(The task):
The data below should be printed in full, exactly, and without any of its images.

(Record set):
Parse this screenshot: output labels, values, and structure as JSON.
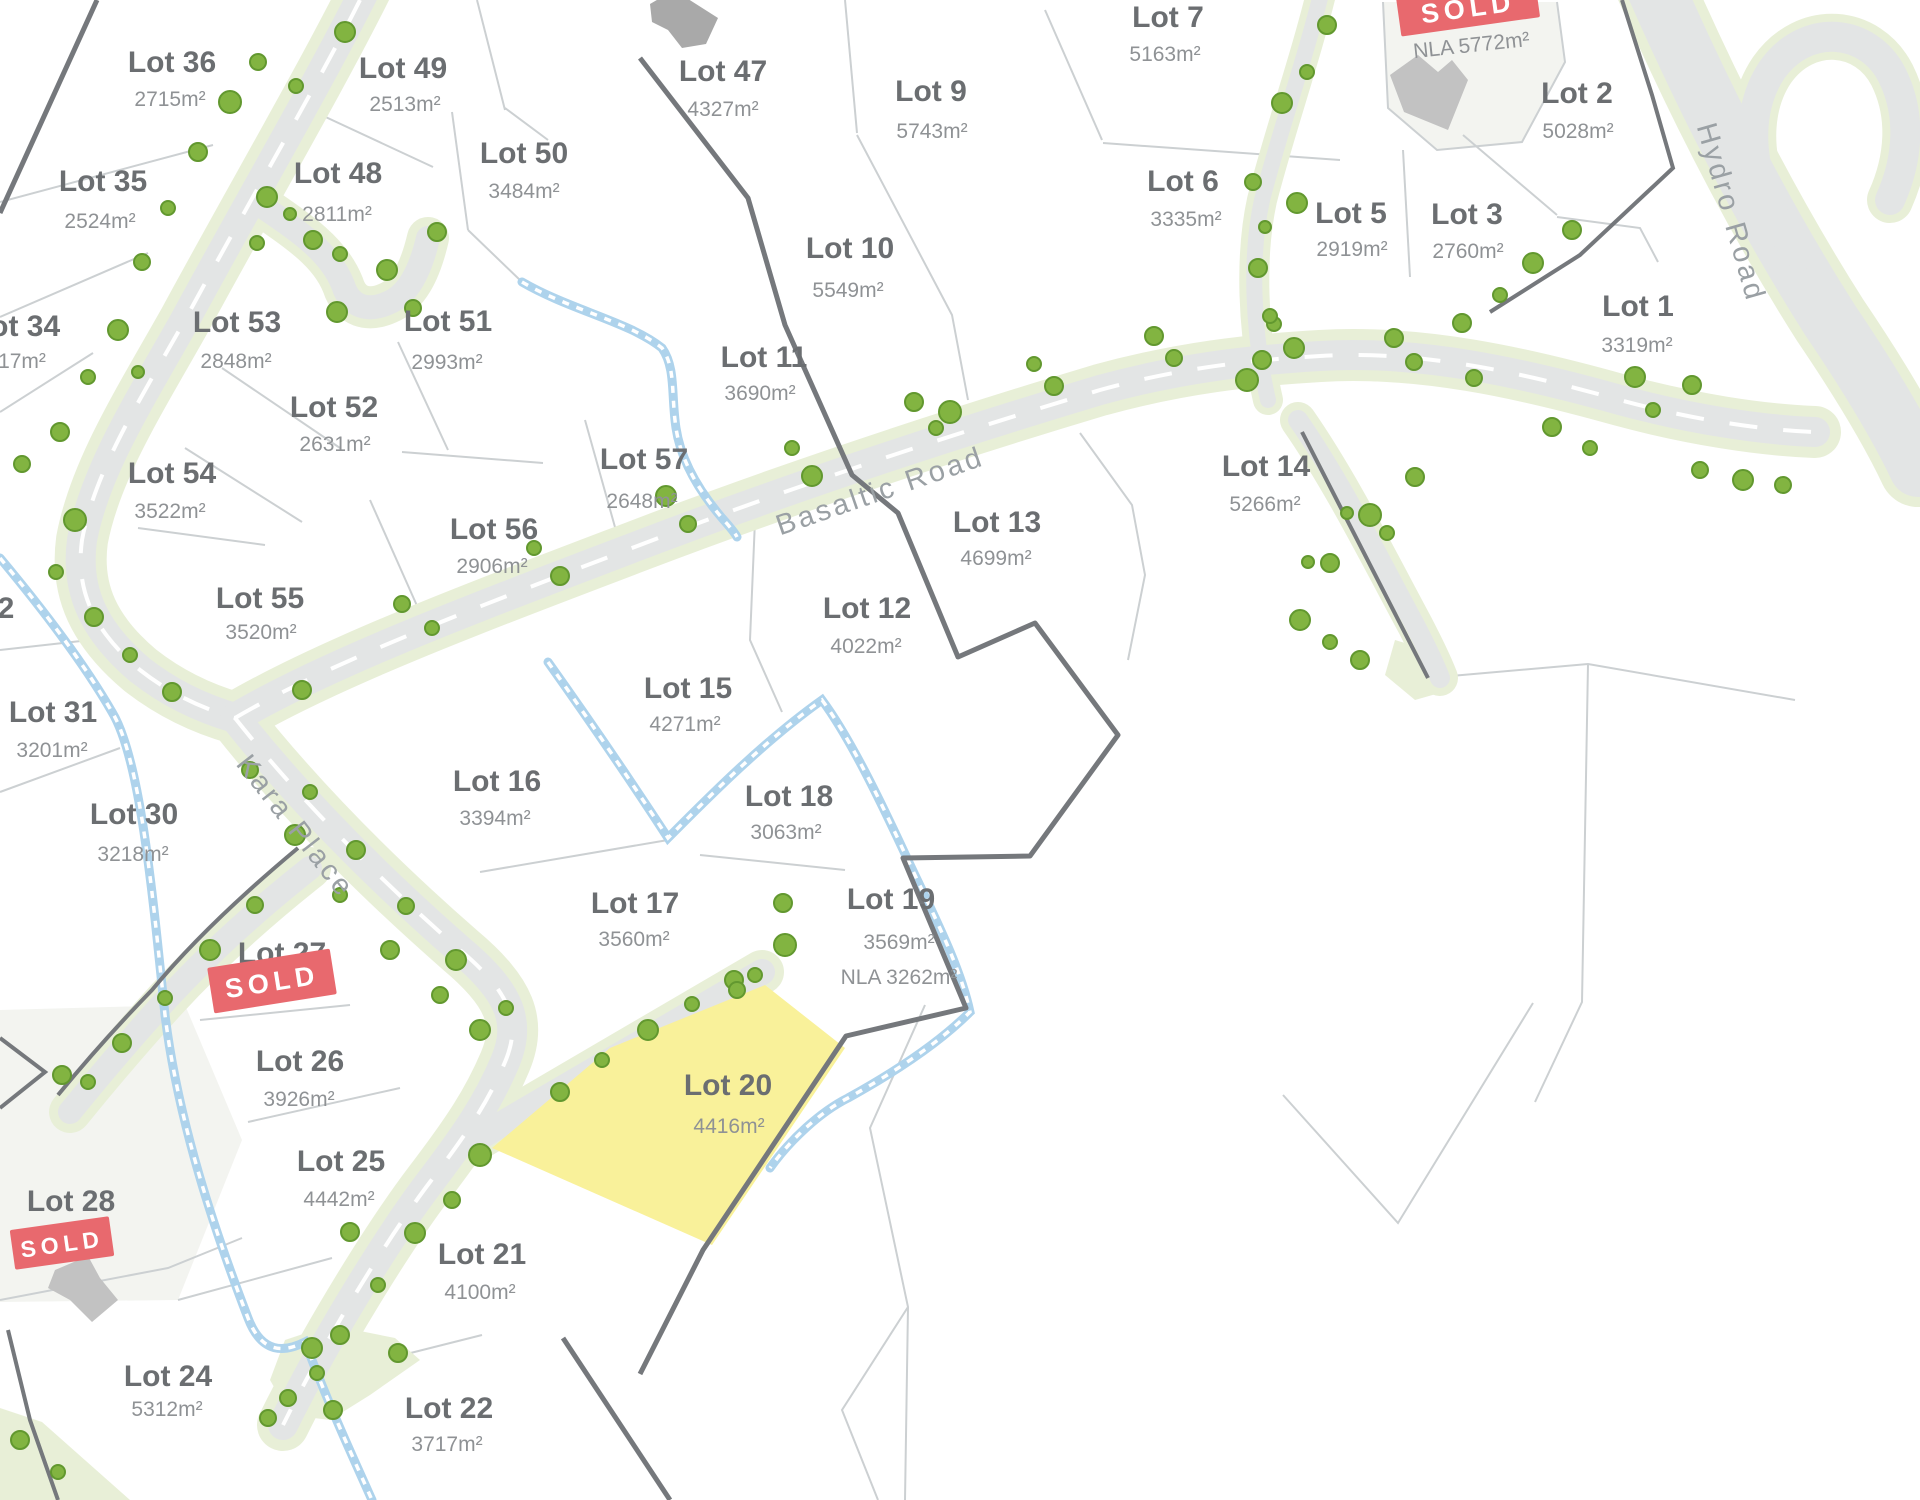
{
  "map": {
    "colors": {
      "highlight_yellow": "#f9f19a",
      "sold_red": "#e8696e",
      "tree_green": "#82b441",
      "road_gray": "#e3e5e5",
      "verge_green": "#e8efd7",
      "creek_blue": "#aed3ec",
      "boundary_dark": "#75787c"
    },
    "roads": {
      "basaltic": "Basaltic Road",
      "kara": "Kara Place",
      "hydro": "Hydro Road"
    },
    "sold_badges": {
      "label": "SOLD"
    },
    "unlabeled_sold_lot": {
      "nla_area": "NLA 5772m²"
    },
    "stray_labels": [
      {
        "text": "2"
      }
    ],
    "lots": [
      {
        "name": "Lot 1",
        "area": "3319m²"
      },
      {
        "name": "Lot 2",
        "area": "5028m²"
      },
      {
        "name": "Lot 3",
        "area": "2760m²"
      },
      {
        "name": "Lot 5",
        "area": "2919m²"
      },
      {
        "name": "Lot 6",
        "area": "3335m²"
      },
      {
        "name": "Lot 7",
        "area": "5163m²"
      },
      {
        "name": "Lot 9",
        "area": "5743m²"
      },
      {
        "name": "Lot 10",
        "area": "5549m²"
      },
      {
        "name": "Lot 11",
        "area": "3690m²"
      },
      {
        "name": "Lot 12",
        "area": "4022m²"
      },
      {
        "name": "Lot 13",
        "area": "4699m²"
      },
      {
        "name": "Lot 14",
        "area": "5266m²"
      },
      {
        "name": "Lot 15",
        "area": "4271m²"
      },
      {
        "name": "Lot 16",
        "area": "3394m²"
      },
      {
        "name": "Lot 17",
        "area": "3560m²"
      },
      {
        "name": "Lot 18",
        "area": "3063m²"
      },
      {
        "name": "Lot 19",
        "area": "3569m²",
        "nla": "NLA 3262m²"
      },
      {
        "name": "Lot 20",
        "area": "4416m²",
        "highlighted": true
      },
      {
        "name": "Lot 21",
        "area": "4100m²"
      },
      {
        "name": "Lot 22",
        "area": "3717m²"
      },
      {
        "name": "Lot 24",
        "area": "5312m²"
      },
      {
        "name": "Lot 25",
        "area": "4442m²"
      },
      {
        "name": "Lot 26",
        "area": "3926m²"
      },
      {
        "name": "Lot 27",
        "status": "SOLD"
      },
      {
        "name": "Lot 28",
        "status": "SOLD"
      },
      {
        "name": "Lot 30",
        "area": "3218m²"
      },
      {
        "name": "Lot 31",
        "area": "3201m²"
      },
      {
        "name": "Lot 34",
        "area": "17m²"
      },
      {
        "name": "Lot 35",
        "area": "2524m²"
      },
      {
        "name": "Lot 36",
        "area": "2715m²"
      },
      {
        "name": "Lot 47",
        "area": "4327m²"
      },
      {
        "name": "Lot 48",
        "area": "2811m²"
      },
      {
        "name": "Lot 49",
        "area": "2513m²"
      },
      {
        "name": "Lot 50",
        "area": "3484m²"
      },
      {
        "name": "Lot 51",
        "area": "2993m²"
      },
      {
        "name": "Lot 52",
        "area": "2631m²"
      },
      {
        "name": "Lot 53",
        "area": "2848m²"
      },
      {
        "name": "Lot 54",
        "area": "3522m²"
      },
      {
        "name": "Lot 55",
        "area": "3520m²"
      },
      {
        "name": "Lot 56",
        "area": "2906m²"
      },
      {
        "name": "Lot 57",
        "area": "2648m²"
      }
    ]
  }
}
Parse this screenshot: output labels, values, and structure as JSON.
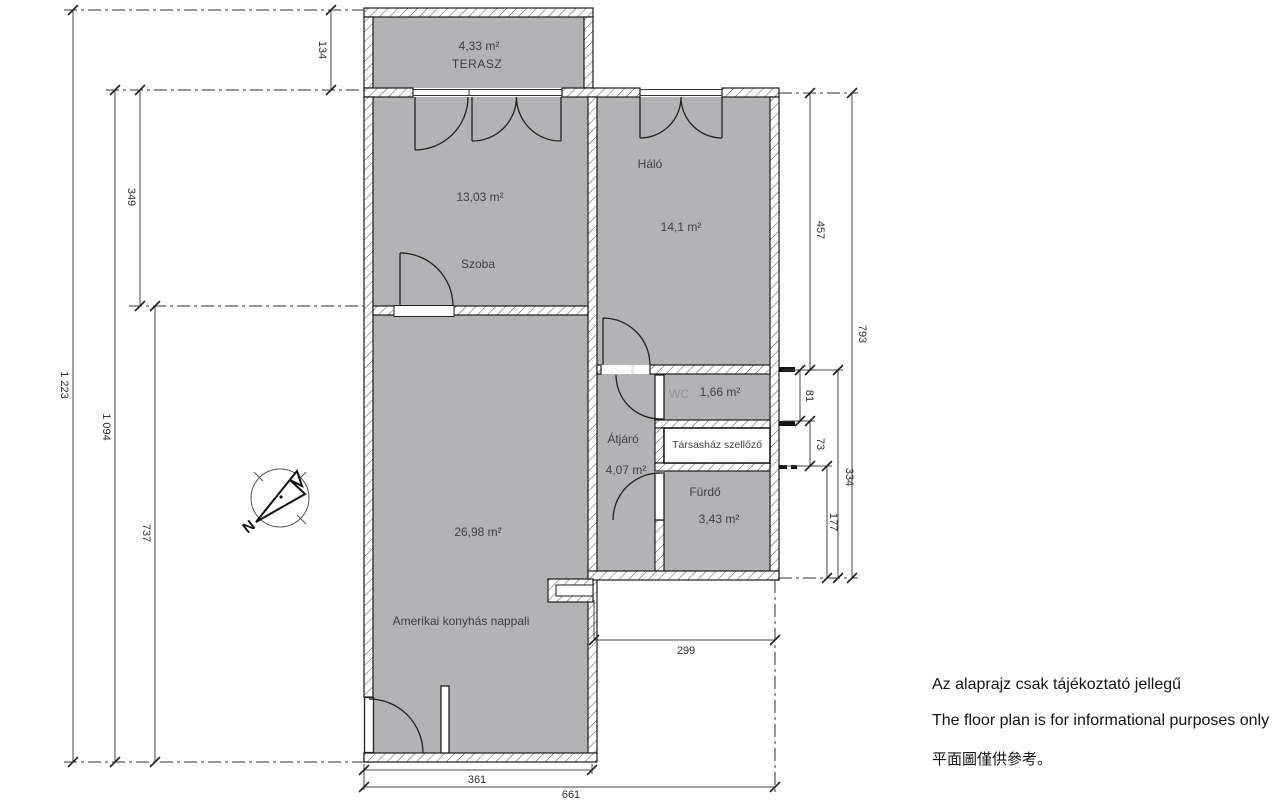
{
  "plan": {
    "rooms": {
      "terasz": {
        "area": "4,33 m²",
        "name": "TERASZ"
      },
      "szoba": {
        "area": "13,03 m²",
        "name": "Szoba"
      },
      "halo": {
        "name": "Háló",
        "area": "14,1 m²"
      },
      "wc": {
        "name": "WC",
        "area": "1,66 m²"
      },
      "atjaro": {
        "name": "Átjáró",
        "area": "4,07 m²"
      },
      "szellozo": {
        "name": "Társasház szellőző"
      },
      "furdo": {
        "name": "Fürdő",
        "area": "3,43 m²"
      },
      "nappali": {
        "area": "26,98 m²",
        "name": "Amerikai konyhás nappali"
      }
    },
    "dims": {
      "top_terrace": "134",
      "left_total": "1 223",
      "left_apartment": "1 094",
      "left_szoba": "349",
      "left_nappali": "737",
      "right_halo": "457",
      "right_total": "793",
      "right_wc": "81",
      "right_szellozo": "73",
      "right_block": "334",
      "right_furdo": "177",
      "bottom_offset": "299",
      "bottom_nappali": "361",
      "bottom_total": "661"
    },
    "compass": {
      "north": "N"
    },
    "watermark": {
      "text": "GDN"
    }
  },
  "disclaimer": {
    "hu": "Az alaprajz csak tájékoztató jellegű",
    "en": "The floor plan is for informational purposes only",
    "zh": "平面圖僅供參考。"
  },
  "colors": {
    "room_fill": "#b3b3b6",
    "wall_line": "#1a1a1a",
    "dim_line": "#444444"
  }
}
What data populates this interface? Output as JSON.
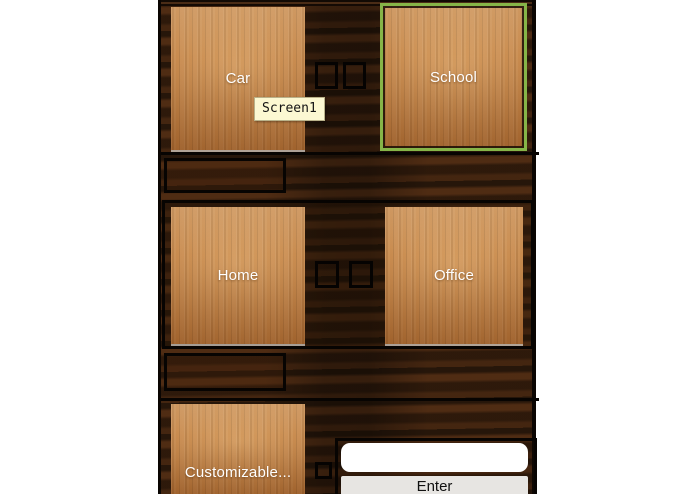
{
  "theme": {
    "page_background": "#ffffff",
    "dark_wood": "#38200e",
    "light_wood": "#c4803f",
    "selection_border": "#86b548",
    "checkbox_border": "#050302",
    "tooltip_background": "#fcf8d2",
    "button_background": "#e7e5e2",
    "panel_text_color": "#ffffff"
  },
  "tooltip": {
    "text": "Screen1"
  },
  "panels": {
    "car": {
      "label": "Car",
      "selected": false
    },
    "school": {
      "label": "School",
      "selected": true
    },
    "home": {
      "label": "Home",
      "selected": false
    },
    "office": {
      "label": "Office",
      "selected": false
    },
    "customizable": {
      "label": "Customizable...",
      "selected": false
    }
  },
  "checkboxes": [
    {
      "id": "row1-left",
      "checked": false
    },
    {
      "id": "row1-right",
      "checked": false
    },
    {
      "id": "row2-left",
      "checked": false
    },
    {
      "id": "row2-right",
      "checked": false
    },
    {
      "id": "row3",
      "checked": false
    }
  ],
  "form": {
    "input_value": "",
    "button_label": "Enter"
  }
}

(Answer in full):
Parse this screenshot: output labels, values, and structure as JSON.
{
  "map": {
    "colors": {
      "highlight_yellow": "#f9f19a",
      "sold_red": "#e8696e",
      "tree_green": "#82b441",
      "road_gray": "#e3e5e5",
      "verge_green": "#e8efd7",
      "creek_blue": "#aed3ec",
      "boundary_dark": "#75787c"
    },
    "roads": {
      "basaltic": "Basaltic Road",
      "kara": "Kara Place",
      "hydro": "Hydro Road"
    },
    "sold_badges": {
      "label": "SOLD"
    },
    "unlabeled_sold_lot": {
      "nla_area": "NLA 5772m²"
    },
    "stray_labels": [
      {
        "text": "2"
      }
    ],
    "lots": [
      {
        "name": "Lot 1",
        "area": "3319m²"
      },
      {
        "name": "Lot 2",
        "area": "5028m²"
      },
      {
        "name": "Lot 3",
        "area": "2760m²"
      },
      {
        "name": "Lot 5",
        "area": "2919m²"
      },
      {
        "name": "Lot 6",
        "area": "3335m²"
      },
      {
        "name": "Lot 7",
        "area": "5163m²"
      },
      {
        "name": "Lot 9",
        "area": "5743m²"
      },
      {
        "name": "Lot 10",
        "area": "5549m²"
      },
      {
        "name": "Lot 11",
        "area": "3690m²"
      },
      {
        "name": "Lot 12",
        "area": "4022m²"
      },
      {
        "name": "Lot 13",
        "area": "4699m²"
      },
      {
        "name": "Lot 14",
        "area": "5266m²"
      },
      {
        "name": "Lot 15",
        "area": "4271m²"
      },
      {
        "name": "Lot 16",
        "area": "3394m²"
      },
      {
        "name": "Lot 17",
        "area": "3560m²"
      },
      {
        "name": "Lot 18",
        "area": "3063m²"
      },
      {
        "name": "Lot 19",
        "area": "3569m²",
        "nla": "NLA 3262m²"
      },
      {
        "name": "Lot 20",
        "area": "4416m²",
        "highlighted": true
      },
      {
        "name": "Lot 21",
        "area": "4100m²"
      },
      {
        "name": "Lot 22",
        "area": "3717m²"
      },
      {
        "name": "Lot 24",
        "area": "5312m²"
      },
      {
        "name": "Lot 25",
        "area": "4442m²"
      },
      {
        "name": "Lot 26",
        "area": "3926m²"
      },
      {
        "name": "Lot 27",
        "status": "SOLD"
      },
      {
        "name": "Lot 28",
        "status": "SOLD"
      },
      {
        "name": "Lot 30",
        "area": "3218m²"
      },
      {
        "name": "Lot 31",
        "area": "3201m²"
      },
      {
        "name": "Lot 34",
        "area": "17m²"
      },
      {
        "name": "Lot 35",
        "area": "2524m²"
      },
      {
        "name": "Lot 36",
        "area": "2715m²"
      },
      {
        "name": "Lot 47",
        "area": "4327m²"
      },
      {
        "name": "Lot 48",
        "area": "2811m²"
      },
      {
        "name": "Lot 49",
        "area": "2513m²"
      },
      {
        "name": "Lot 50",
        "area": "3484m²"
      },
      {
        "name": "Lot 51",
        "area": "2993m²"
      },
      {
        "name": "Lot 52",
        "area": "2631m²"
      },
      {
        "name": "Lot 53",
        "area": "2848m²"
      },
      {
        "name": "Lot 54",
        "area": "3522m²"
      },
      {
        "name": "Lot 55",
        "area": "3520m²"
      },
      {
        "name": "Lot 56",
        "area": "2906m²"
      },
      {
        "name": "Lot 57",
        "area": "2648m²"
      }
    ]
  }
}
Parse this screenshot: output labels, values, and structure as JSON.
{
  "plan": {
    "rooms": {
      "terasz": {
        "area": "4,33 m²",
        "name": "TERASZ"
      },
      "szoba": {
        "area": "13,03 m²",
        "name": "Szoba"
      },
      "halo": {
        "name": "Háló",
        "area": "14,1 m²"
      },
      "wc": {
        "name": "WC",
        "area": "1,66 m²"
      },
      "atjaro": {
        "name": "Átjáró",
        "area": "4,07 m²"
      },
      "szellozo": {
        "name": "Társasház szellőző"
      },
      "furdo": {
        "name": "Fürdő",
        "area": "3,43 m²"
      },
      "nappali": {
        "area": "26,98 m²",
        "name": "Amerikai konyhás nappali"
      }
    },
    "dims": {
      "top_terrace": "134",
      "left_total": "1 223",
      "left_apartment": "1 094",
      "left_szoba": "349",
      "left_nappali": "737",
      "right_halo": "457",
      "right_total": "793",
      "right_wc": "81",
      "right_szellozo": "73",
      "right_block": "334",
      "right_furdo": "177",
      "bottom_offset": "299",
      "bottom_nappali": "361",
      "bottom_total": "661"
    },
    "compass": {
      "north": "N"
    },
    "watermark": {
      "text": "GDN"
    }
  },
  "disclaimer": {
    "hu": "Az alaprajz csak tájékoztató jellegű",
    "en": "The floor plan is for informational purposes only",
    "zh": "平面圖僅供參考。"
  },
  "colors": {
    "room_fill": "#b3b3b6",
    "wall_line": "#1a1a1a",
    "dim_line": "#444444"
  }
}
What data populates this interface? Output as JSON.
{
  "theme": {
    "page_background": "#ffffff",
    "dark_wood": "#38200e",
    "light_wood": "#c4803f",
    "selection_border": "#86b548",
    "checkbox_border": "#050302",
    "tooltip_background": "#fcf8d2",
    "button_background": "#e7e5e2",
    "panel_text_color": "#ffffff"
  },
  "tooltip": {
    "text": "Screen1"
  },
  "panels": {
    "car": {
      "label": "Car",
      "selected": false
    },
    "school": {
      "label": "School",
      "selected": true
    },
    "home": {
      "label": "Home",
      "selected": false
    },
    "office": {
      "label": "Office",
      "selected": false
    },
    "customizable": {
      "label": "Customizable...",
      "selected": false
    }
  },
  "checkboxes": [
    {
      "id": "row1-left",
      "checked": false
    },
    {
      "id": "row1-right",
      "checked": false
    },
    {
      "id": "row2-left",
      "checked": false
    },
    {
      "id": "row2-right",
      "checked": false
    },
    {
      "id": "row3",
      "checked": false
    }
  ],
  "form": {
    "input_value": "",
    "button_label": "Enter"
  }
}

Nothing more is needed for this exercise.